# SHORT PROBLEM
Report, as a bare number, how many lines hold "henkilöä".

Rows from a figure dataset

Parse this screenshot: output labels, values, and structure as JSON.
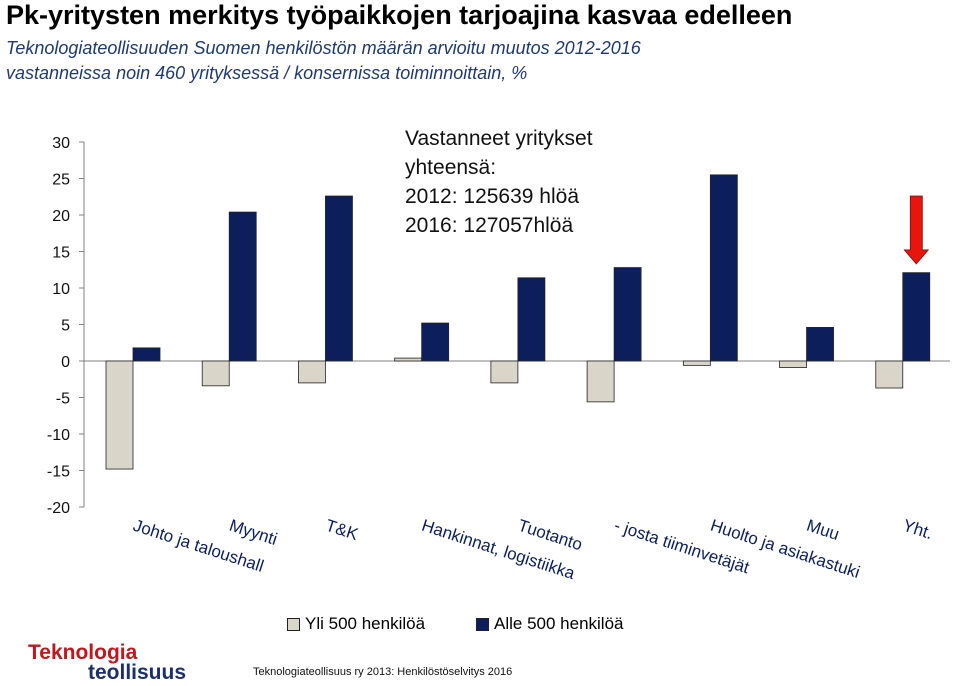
{
  "header": {
    "title": "Pk-yritysten merkitys työpaikkojen tarjoajina kasvaa edelleen",
    "subtitle_line1": "Teknologiateollisuuden Suomen henkilöstön määrän arvioitu muutos 2012-2016",
    "subtitle_line2": "vastanneissa noin 460 yrityksessä / konsernissa toiminnoittain, %"
  },
  "annotation": {
    "line1": "Vastanneet yritykset",
    "line2": "yhteensä:",
    "line3": "2012: 125639 hlöä",
    "line4": "2016: 127057hlöä"
  },
  "legend": {
    "item1": "Yli 500 henkilöä",
    "item2": "Alle 500 henkilöä"
  },
  "footer": {
    "source": "Teknologiateollisuus ry 2013:  Henkilöstöselvitys 2016",
    "logo_line1": "Teknologia",
    "logo_line2": "teollisuus"
  },
  "colors": {
    "series_large": "#d9d5c8",
    "series_small": "#0c1f5c",
    "arrow": "#e8150e",
    "axis": "#808080"
  },
  "chart_data": {
    "type": "bar",
    "title": "",
    "xlabel": "",
    "ylabel": "",
    "ylim": [
      -20,
      30
    ],
    "yticks": [
      30,
      25,
      20,
      15,
      10,
      5,
      0,
      -5,
      -10,
      -15,
      -20
    ],
    "categories": [
      "Johto ja taloushall",
      "Myynti",
      "T&K",
      "Hankinnat, logistiikka",
      "Tuotanto",
      "- josta tiiminvetäjät",
      "Huolto ja asiakastuki",
      "Muu",
      "Yht."
    ],
    "series": [
      {
        "name": "Yli 500 henkilöä",
        "values": [
          -14.8,
          -3.4,
          -3.0,
          0.4,
          -3.0,
          -5.6,
          -0.6,
          -0.9,
          -3.7
        ]
      },
      {
        "name": "Alle 500 henkilöä",
        "values": [
          1.8,
          20.4,
          22.6,
          5.2,
          11.4,
          12.8,
          25.5,
          4.6,
          12.1
        ]
      }
    ],
    "arrow_annotation": {
      "category": "Yht.",
      "from": 22.6,
      "to": 13.3
    },
    "legend_position": "bottom",
    "grid": false
  }
}
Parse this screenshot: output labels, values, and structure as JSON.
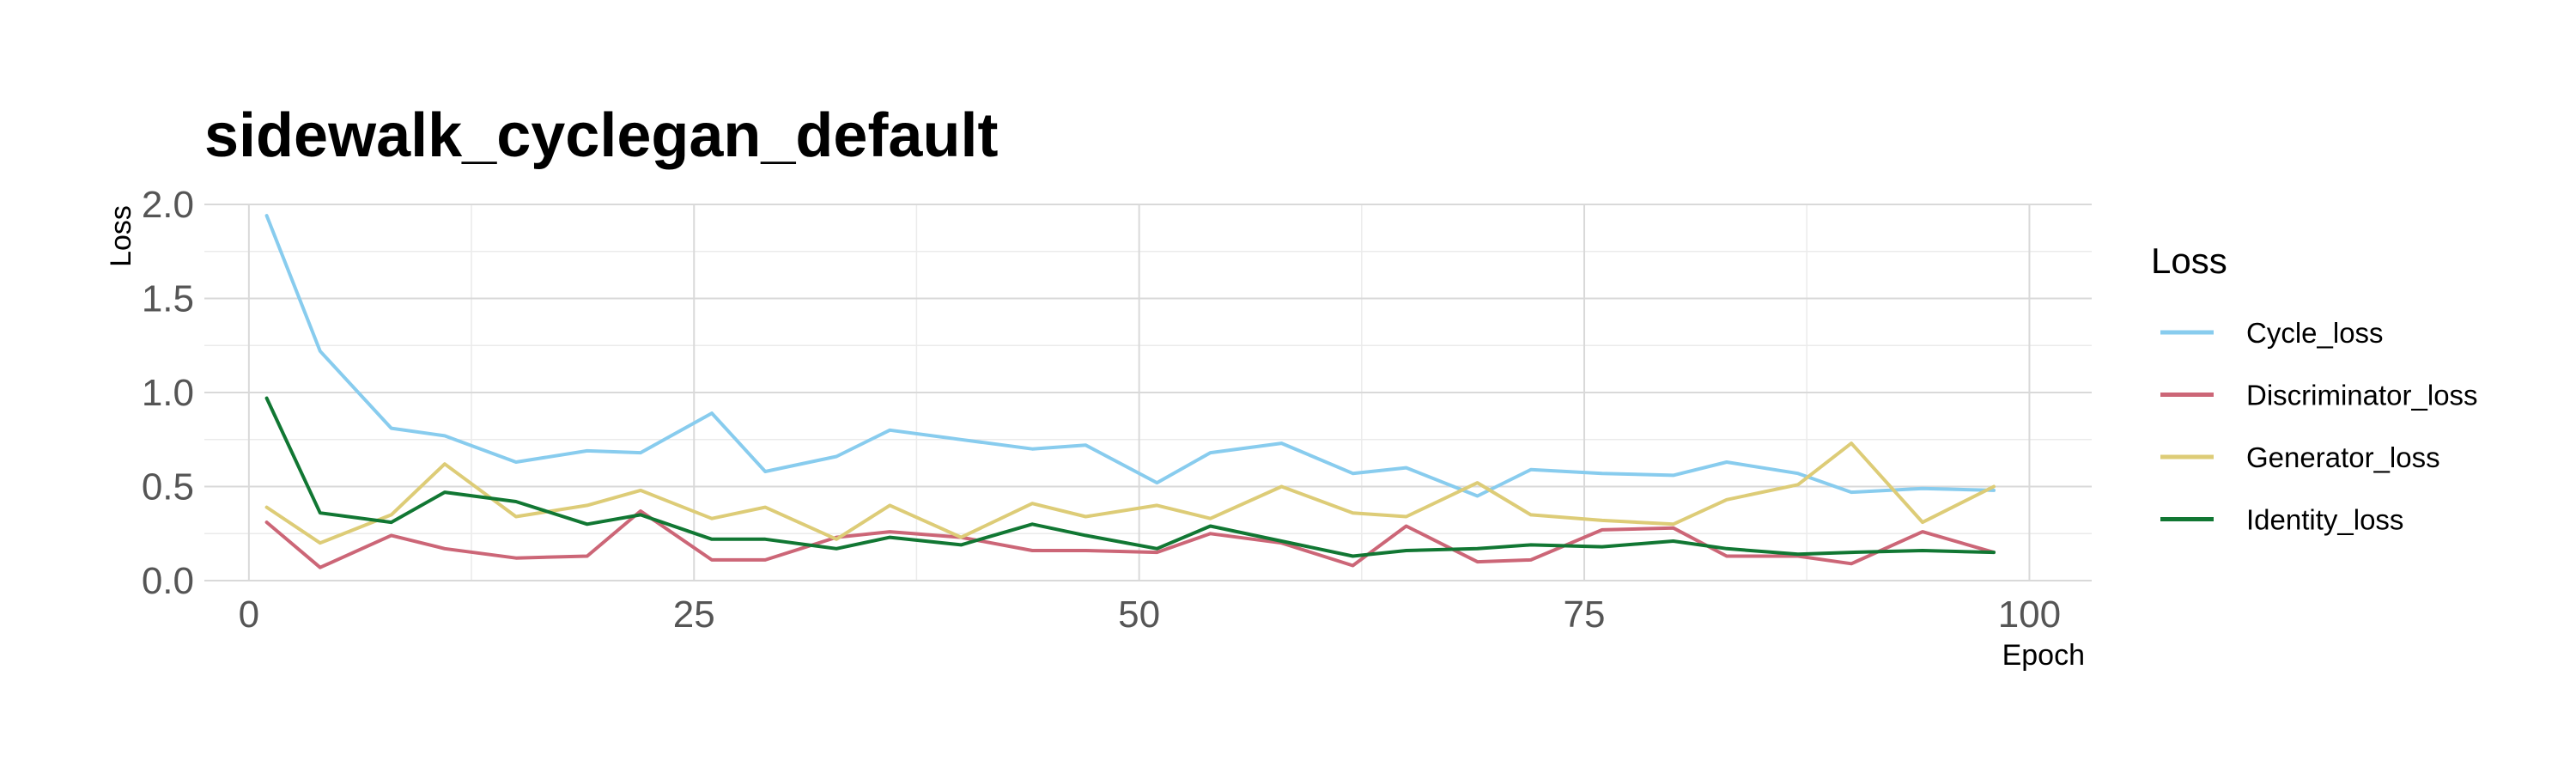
{
  "chart_data": {
    "type": "line",
    "title": "sidewalk_cyclegan_default",
    "xlabel": "Epoch",
    "ylabel": "Loss",
    "xlim": [
      -2.5,
      103.5
    ],
    "ylim": [
      0,
      2.0
    ],
    "x_ticks": [
      0,
      25,
      50,
      75,
      100
    ],
    "y_ticks": [
      0.0,
      0.5,
      1.0,
      1.5,
      2.0
    ],
    "x_tick_labels": [
      "0",
      "25",
      "50",
      "75",
      "100"
    ],
    "y_tick_labels": [
      "0.0",
      "0.5",
      "1.0",
      "1.5",
      "2.0"
    ],
    "grid": true,
    "legend": {
      "title": "Loss",
      "position": "right"
    },
    "x": [
      1,
      4,
      8,
      11,
      15,
      19,
      22,
      26,
      29,
      33,
      36,
      40,
      44,
      47,
      51,
      54,
      58,
      62,
      65,
      69,
      72,
      76,
      80,
      83,
      87,
      90,
      94,
      98
    ],
    "series": [
      {
        "name": "Cycle_loss",
        "color": "#88CCEE",
        "values": [
          1.94,
          1.22,
          0.81,
          0.77,
          0.63,
          0.69,
          0.68,
          0.89,
          0.58,
          0.66,
          0.8,
          0.75,
          0.7,
          0.72,
          0.52,
          0.68,
          0.73,
          0.57,
          0.6,
          0.45,
          0.59,
          0.57,
          0.56,
          0.63,
          0.57,
          0.47,
          0.49,
          0.48
        ]
      },
      {
        "name": "Discriminator_loss",
        "color": "#CC6677",
        "values": [
          0.31,
          0.07,
          0.24,
          0.17,
          0.12,
          0.13,
          0.37,
          0.11,
          0.11,
          0.23,
          0.26,
          0.23,
          0.16,
          0.16,
          0.15,
          0.25,
          0.2,
          0.08,
          0.29,
          0.1,
          0.11,
          0.27,
          0.28,
          0.13,
          0.13,
          0.09,
          0.26,
          0.15
        ]
      },
      {
        "name": "Generator_loss",
        "color": "#DDCC77",
        "values": [
          0.39,
          0.2,
          0.35,
          0.62,
          0.34,
          0.4,
          0.48,
          0.33,
          0.39,
          0.22,
          0.4,
          0.23,
          0.41,
          0.34,
          0.4,
          0.33,
          0.5,
          0.36,
          0.34,
          0.52,
          0.35,
          0.32,
          0.3,
          0.43,
          0.51,
          0.73,
          0.31,
          0.5
        ]
      },
      {
        "name": "Identity_loss",
        "color": "#117733",
        "values": [
          0.97,
          0.36,
          0.31,
          0.47,
          0.42,
          0.3,
          0.35,
          0.22,
          0.22,
          0.17,
          0.23,
          0.19,
          0.3,
          0.24,
          0.17,
          0.29,
          0.21,
          0.13,
          0.16,
          0.17,
          0.19,
          0.18,
          0.21,
          0.17,
          0.14,
          0.15,
          0.16,
          0.15
        ]
      }
    ]
  }
}
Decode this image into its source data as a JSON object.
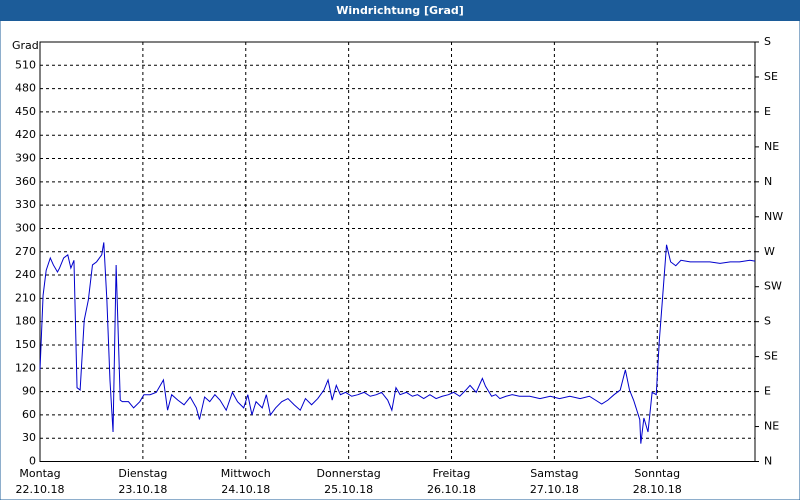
{
  "chart_data": {
    "type": "line",
    "title": "Windrichtung [Grad]",
    "y_label": "Grad",
    "x": [
      0,
      0.03,
      0.06,
      0.1,
      0.13,
      0.17,
      0.19,
      0.23,
      0.27,
      0.3,
      0.33,
      0.36,
      0.39,
      0.43,
      0.47,
      0.51,
      0.55,
      0.6,
      0.62,
      0.65,
      0.68,
      0.71,
      0.74,
      0.78,
      0.8,
      0.86,
      0.91,
      0.97,
      1.01,
      1.07,
      1.13,
      1.2,
      1.24,
      1.28,
      1.34,
      1.4,
      1.46,
      1.52,
      1.55,
      1.6,
      1.65,
      1.7,
      1.75,
      1.81,
      1.87,
      1.92,
      1.98,
      2.02,
      2.06,
      2.1,
      2.16,
      2.2,
      2.24,
      2.29,
      2.35,
      2.41,
      2.47,
      2.53,
      2.58,
      2.64,
      2.7,
      2.76,
      2.8,
      2.84,
      2.88,
      2.92,
      2.97,
      3.03,
      3.09,
      3.15,
      3.21,
      3.27,
      3.32,
      3.38,
      3.42,
      3.46,
      3.5,
      3.56,
      3.62,
      3.67,
      3.73,
      3.79,
      3.85,
      3.91,
      3.97,
      4.02,
      4.08,
      4.14,
      4.18,
      4.24,
      4.3,
      4.33,
      4.39,
      4.43,
      4.47,
      4.53,
      4.59,
      4.66,
      4.76,
      4.86,
      4.96,
      5.05,
      5.15,
      5.25,
      5.34,
      5.4,
      5.46,
      5.52,
      5.58,
      5.64,
      5.69,
      5.73,
      5.77,
      5.83,
      5.84,
      5.87,
      5.91,
      5.95,
      5.99,
      6.02,
      6.05,
      6.09,
      6.13,
      6.18,
      6.23,
      6.32,
      6.41,
      6.51,
      6.61,
      6.71,
      6.8,
      6.9,
      6.95
    ],
    "series": [
      {
        "color": "#0000cc",
        "values": [
          118,
          214,
          246,
          262,
          253,
          244,
          249,
          262,
          266,
          249,
          259,
          95,
          92,
          182,
          208,
          253,
          257,
          266,
          282,
          208,
          105,
          38,
          253,
          79,
          77,
          77,
          69,
          77,
          86,
          86,
          89,
          105,
          66,
          86,
          79,
          73,
          83,
          69,
          54,
          83,
          77,
          86,
          79,
          66,
          89,
          77,
          69,
          86,
          60,
          77,
          69,
          86,
          60,
          69,
          77,
          81,
          73,
          66,
          81,
          73,
          81,
          92,
          105,
          79,
          98,
          86,
          89,
          84,
          86,
          89,
          84,
          86,
          89,
          79,
          66,
          95,
          86,
          89,
          84,
          86,
          81,
          86,
          81,
          84,
          86,
          89,
          84,
          92,
          98,
          89,
          107,
          97,
          84,
          86,
          81,
          84,
          86,
          84,
          84,
          81,
          84,
          81,
          84,
          81,
          84,
          79,
          74,
          79,
          86,
          92,
          118,
          92,
          79,
          54,
          23,
          56,
          38,
          89,
          86,
          156,
          208,
          279,
          257,
          252,
          259,
          257,
          257,
          257,
          255,
          257,
          257,
          259,
          258
        ]
      }
    ],
    "xlim": [
      0,
      6.95
    ],
    "xticks": [
      {
        "value": 0,
        "label": [
          "Montag",
          "22.10.18"
        ]
      },
      {
        "value": 1,
        "label": [
          "Dienstag",
          "23.10.18"
        ]
      },
      {
        "value": 2,
        "label": [
          "Mittwoch",
          "24.10.18"
        ]
      },
      {
        "value": 3,
        "label": [
          "Donnerstag",
          "25.10.18"
        ]
      },
      {
        "value": 4,
        "label": [
          "Freitag",
          "26.10.18"
        ]
      },
      {
        "value": 5,
        "label": [
          "Samstag",
          "27.10.18"
        ]
      },
      {
        "value": 6,
        "label": [
          "Sonntag",
          "28.10.18"
        ]
      }
    ],
    "ylim": [
      0,
      540
    ],
    "yticks": [
      0,
      30,
      60,
      90,
      120,
      150,
      180,
      210,
      240,
      270,
      300,
      330,
      360,
      390,
      420,
      450,
      480,
      510
    ],
    "y2lim": [
      0,
      540
    ],
    "y2ticks": [
      {
        "value": 0,
        "label": "N"
      },
      {
        "value": 45,
        "label": "NE"
      },
      {
        "value": 90,
        "label": "E"
      },
      {
        "value": 135,
        "label": "SE"
      },
      {
        "value": 180,
        "label": "S"
      },
      {
        "value": 225,
        "label": "SW"
      },
      {
        "value": 270,
        "label": "W"
      },
      {
        "value": 315,
        "label": "NW"
      },
      {
        "value": 360,
        "label": "N"
      },
      {
        "value": 405,
        "label": "NE"
      },
      {
        "value": 450,
        "label": "E"
      },
      {
        "value": 495,
        "label": "SE"
      },
      {
        "value": 540,
        "label": "S"
      }
    ],
    "grid": true
  }
}
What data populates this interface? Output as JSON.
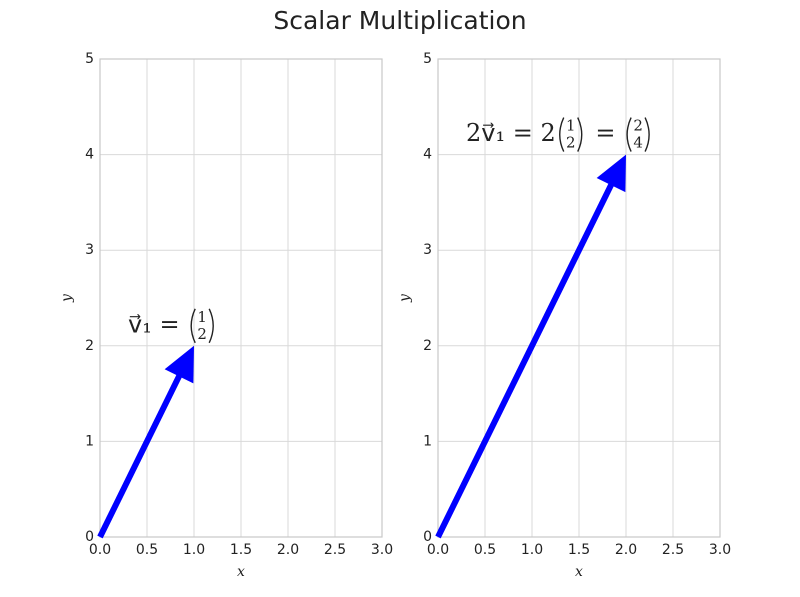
{
  "title": "Scalar Multiplication",
  "chart_data": [
    {
      "type": "vector",
      "xlabel": "x",
      "ylabel": "y",
      "color": "#0000ff",
      "grid": true,
      "origin": [
        0,
        0
      ],
      "vector": [
        1,
        2
      ],
      "annotation": [
        {
          "text": "v⃗₁ = "
        },
        {
          "column": [
            "1",
            "2"
          ]
        }
      ],
      "xlim": [
        0,
        3
      ],
      "ylim": [
        0,
        5
      ],
      "xticks": [
        {
          "value": 0,
          "label": "0.0"
        },
        0.5,
        {
          "value": 1,
          "label": "1.0"
        },
        1.5,
        {
          "value": 2,
          "label": "2.0"
        },
        2.5,
        {
          "value": 3,
          "label": "3.0"
        }
      ],
      "yticks": [
        0,
        1,
        2,
        3,
        4,
        5
      ]
    },
    {
      "type": "vector",
      "xlabel": "x",
      "ylabel": "y",
      "color": "#0000ff",
      "grid": true,
      "origin": [
        0,
        0
      ],
      "vector": [
        2,
        4
      ],
      "annotation": [
        {
          "text": "2v⃗₁ = 2"
        },
        {
          "column": [
            "1",
            "2"
          ]
        },
        {
          "text": " = "
        },
        {
          "column": [
            "2",
            "4"
          ]
        }
      ],
      "xlim": [
        0,
        3
      ],
      "ylim": [
        0,
        5
      ],
      "xticks": [
        {
          "value": 0,
          "label": "0.0"
        },
        0.5,
        {
          "value": 1,
          "label": "1.0"
        },
        1.5,
        {
          "value": 2,
          "label": "2.0"
        },
        2.5,
        {
          "value": 3,
          "label": "3.0"
        }
      ],
      "yticks": [
        0,
        1,
        2,
        3,
        4,
        5
      ]
    }
  ]
}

# IN RESPONSE
4